## EXTRAIT DE LA DÉCISION
►

2. Les requêtes susvisées sont dirigées contre le même jugement. Il y a lieu de les joindre pour qu'elles fassent l'objet d'un seul arrêt.

Sur la requête n° 20LY01539 aux fins d'annulation du jugement attaqué :

Sans qu'il soit besoin d'examiner les autres moyens de la requête ;

3. Aux termes de l'article 8 de la convention européenne de sauvegarde des droits de l'homme et des libertés fondamentales : " 1. Toute personne a droit au respect de sa vie privée et familiale (...) 2. Il ne peut y avoir ingérence d'une autorité publique dans l'exercice de ce droit que pour autant que cette ingérence est prévue par la loi et qu'elle constitue une mesure qui, dans une société démocratique, est nécessaire à la sécurité nationale, à la sûreté publique, au bien-être économique du pays, à la défense de l'ordre et à la prévention des infractions pénales, à la protection de la santé ou de la morale, ou à la protection des droits et libertés d'autrui ".

4. M. C... se prévaut de la présence de son fils majeur en France, bénéficiaire d'une mesure de protection depuis 2017 et qui le prend en charge financièrement ainsi que son épouse, et les héberge depuis leur arrivée sur le territoire français alors qu'il n'a plus d'attache dans son pays d'origine et qu'il serait isolé en Allemagne. Dans les circonstances particulières de l'espèce, le transfert du requérant aux autorités allemandes pour l'examen de sa demande d'asile porte, au regard des buts poursuivis et compte tenu des effets d'une telle mesure, une atteinte disproportionnée à son droit au respect de sa vie privée et familiale Dès lors, elle méconnaît les stipulations précitées de l'article 8 de la convention européenne de sauvegarde des droits de l'homme et des libertés fondamentales.

◄

## EXTRAITS D'ENREGISTREMENTS
►

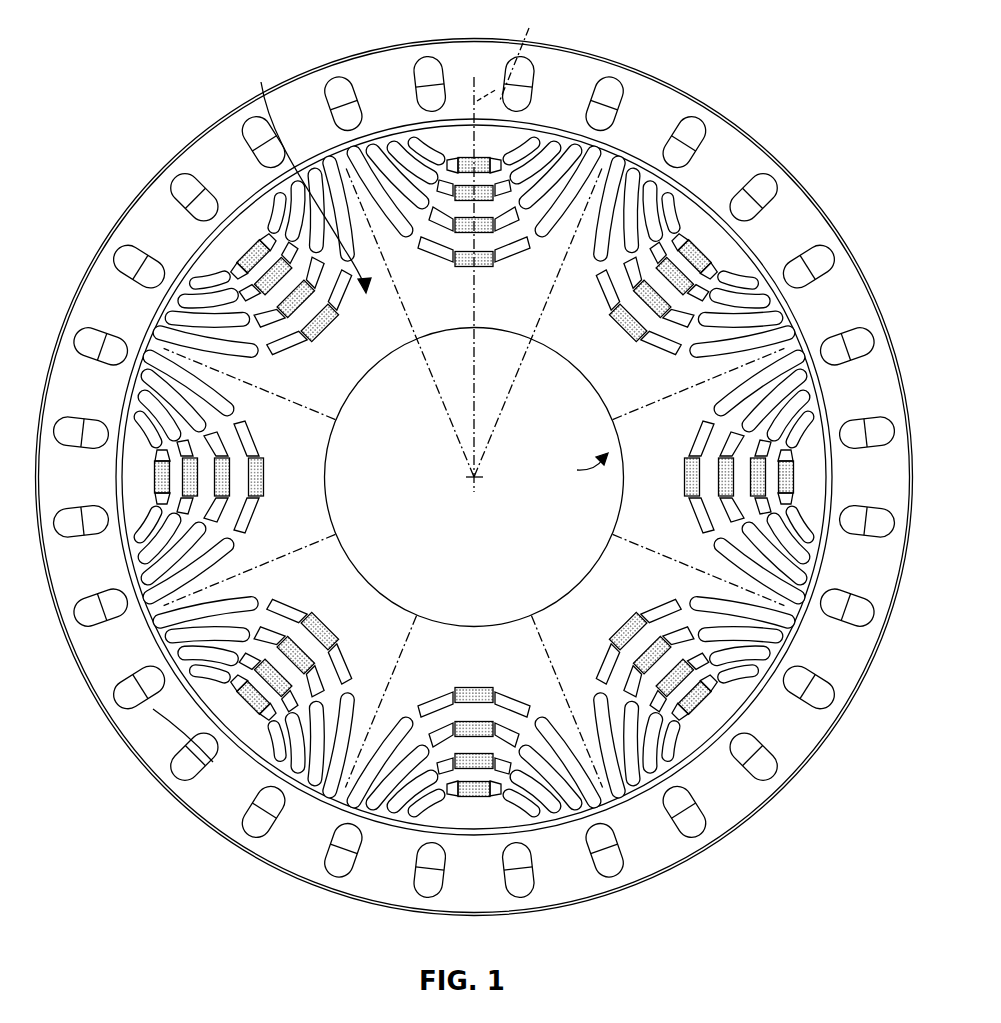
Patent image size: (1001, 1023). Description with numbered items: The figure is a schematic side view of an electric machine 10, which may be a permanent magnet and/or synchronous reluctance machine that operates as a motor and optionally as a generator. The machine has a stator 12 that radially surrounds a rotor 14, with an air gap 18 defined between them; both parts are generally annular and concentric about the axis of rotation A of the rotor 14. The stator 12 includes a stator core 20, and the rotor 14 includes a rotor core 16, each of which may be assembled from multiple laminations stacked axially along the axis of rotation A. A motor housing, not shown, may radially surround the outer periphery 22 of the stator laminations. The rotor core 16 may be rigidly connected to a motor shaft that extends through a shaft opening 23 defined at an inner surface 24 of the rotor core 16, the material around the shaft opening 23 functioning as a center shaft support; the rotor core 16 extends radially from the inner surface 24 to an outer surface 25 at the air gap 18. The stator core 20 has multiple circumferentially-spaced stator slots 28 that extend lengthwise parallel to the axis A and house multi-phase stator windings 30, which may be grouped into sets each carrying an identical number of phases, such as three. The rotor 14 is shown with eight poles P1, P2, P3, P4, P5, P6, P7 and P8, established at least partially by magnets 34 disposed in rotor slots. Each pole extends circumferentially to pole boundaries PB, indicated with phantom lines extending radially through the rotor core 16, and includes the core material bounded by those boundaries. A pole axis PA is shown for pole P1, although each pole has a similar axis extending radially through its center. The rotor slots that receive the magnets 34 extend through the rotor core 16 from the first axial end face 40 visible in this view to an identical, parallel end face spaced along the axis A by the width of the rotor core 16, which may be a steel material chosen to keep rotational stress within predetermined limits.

The electric machine 10 is at (780, 92).
The stator 12 is at (798, 180).
The rotor 14 is at (150, 630).
The rotor core 16 is at (133, 497).
The air gap 18 is at (212, 718).
The stator core 20 is at (757, 158).
The outer periphery 22 is at (890, 622).
The shaft opening 23 is at (575, 542).
The inner surface 24 is at (576, 470).
The outer surface 25 is at (190, 702).
The stator slots 28 is at (823, 258).
The stator windings 30 is at (790, 267).
The magnets 34 is at (459, 194).
The first axial end face 40 is at (306, 175).
The axis of rotation A is at (474, 482).
The pole axis PA is at (511, 50).
The pole boundaries PB is at (430, 398).
The pole P1 is at (527, 311).
The pole P2 is at (592, 336).
The pole P3 is at (669, 451).
The pole P4 is at (593, 631).
The pole P5 is at (527, 667).
The pole P6 is at (392, 639).
The pole P7 is at (317, 451).
The pole P8 is at (392, 339).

◄

## À FAIRE
1) Remplacez "requérant" par "demandeur" dans l'extrait de la décision, entre "4. M. C... se" et "des libertés fondamentales.", bornes comprises, puis recopiez ce passage.
2) Rédigez la suite de l'extrait de la décision, en partant de sa dernière phrase.
Le matériel n'intervient en rien dans ce travail.

## RÉSULTATS FINAUX
1)
4. M. C... se prévaut de la présence de son fils majeur en France, bénéficiaire d'une mesure de protection depuis 2017 et qui le prend en charge financièrement ainsi que son épouse, et les héberge depuis leur arrivée sur le territoire français alors qu'il n'a plus d'attache dans son pays d'origine et qu'il serait isolé en Allemagne. Dans les circonstances particulières de l'espèce, le transfert du demandeur aux autorités allemandes pour l'examen de sa demande d'asile porte, au regard des buts poursuivis et compte tenu des effets d'une telle mesure, une atteinte disproportionnée à son droit au respect de sa vie privée et familiale Dès lors, elle méconnaît les stipulations précitées de l'article 8 de la convention européenne de sauvegarde des droits de l'homme et des libertés fondamentales.

2)
5. Il résulte de ce qui précède que M. C... est fondé à soutenir que c'est à tort que, par le jugement attaqué, le magistrat désigné par la présidente du tribunal administratif de Lyon a rejeté sa demande.

6. Aux termes de l'article L. 911-1 du code de justice administrative : " Lorsque sa décision implique nécessairement qu'une personne morale de droit public (...) prenne une mesure d'exécution dans un sens déterminé, la juridiction, saisie de conclusions en ce sens, prescrit, par la même décision, cette mesure assortie, le cas échéant, d'un délai d'exécution (...) ".

7. Le présent arrêt, qui annule la décision de transfert, implique nécessairement, eu égard au motif d'annulation retenu, que, pour son exécution, il soit enjoint au préfet du Rhône de se prononcer à nouveau sur le cas de M. C... en application des dispositions de l'article L. 742-6 du code de l'entrée et du séjour des étrangers et du droit d'asile et de transmettre son dossier de demande de protection internationale à l'Office français de protection des réfugiés et apatrides, dans le délai de quinze jours à compter de la notification du présent arrêt et de le munir, sans délai, de l'attestation de demande d'asile mentionnée à l'article L. 741-1 du code de l'entrée et du séjour des étrangers et du droit d'asile.

8. Il y a lieu, dans les circonstances de l'espèce, de mettre à la charge de l'État la somme de 800 euros à verser à Me A..., avocate de M. C..., au titre des dispositions combinées des articles 37 de la loi du 10 juillet 1991 et L. 761-1 du code de justice administrative, sous réserve que Me A... renonce à percevoir la somme correspondant à la part contributive de l'État à la mission d'aide juridictionnelle qui lui a été confiée.

Sur les conclusions de la requête n° 20LY01540 aux fins de sursis à exécution :

9. Le présent arrêt statuant sur la requête de M. C... dirigée contre le jugement attaqué, les conclusions de sa requête tendant à ce qu'il soit sursis à l'exécution de ce jugement sont devenues sans objet.

DÉCIDE :

Article 1er : L'arrêté du 30 janvier 2020 par lequel le préfet du Rhône a décidé de la remise de M. C... aux autorités allemandes, responsables de sa demande d'asile, est annulé, ainsi que le jugement du magistrat désigné par la présidente du tribunal administratif de Lyon du 10 avril 2020.

Article 2 : Il est enjoint au préfet du Rhône de transmettre le dossier de demande de protection internationale de M. C... à l'Office français de protection des réfugiés et apatrides, dans le délai de quinze jours à compter de la notification du présent arrêt et de le munir de l'attestation de demande d'asile mentionnée à l'article L. 741-1 du code de l'entrée et du séjour des étrangers et du droit d'asile.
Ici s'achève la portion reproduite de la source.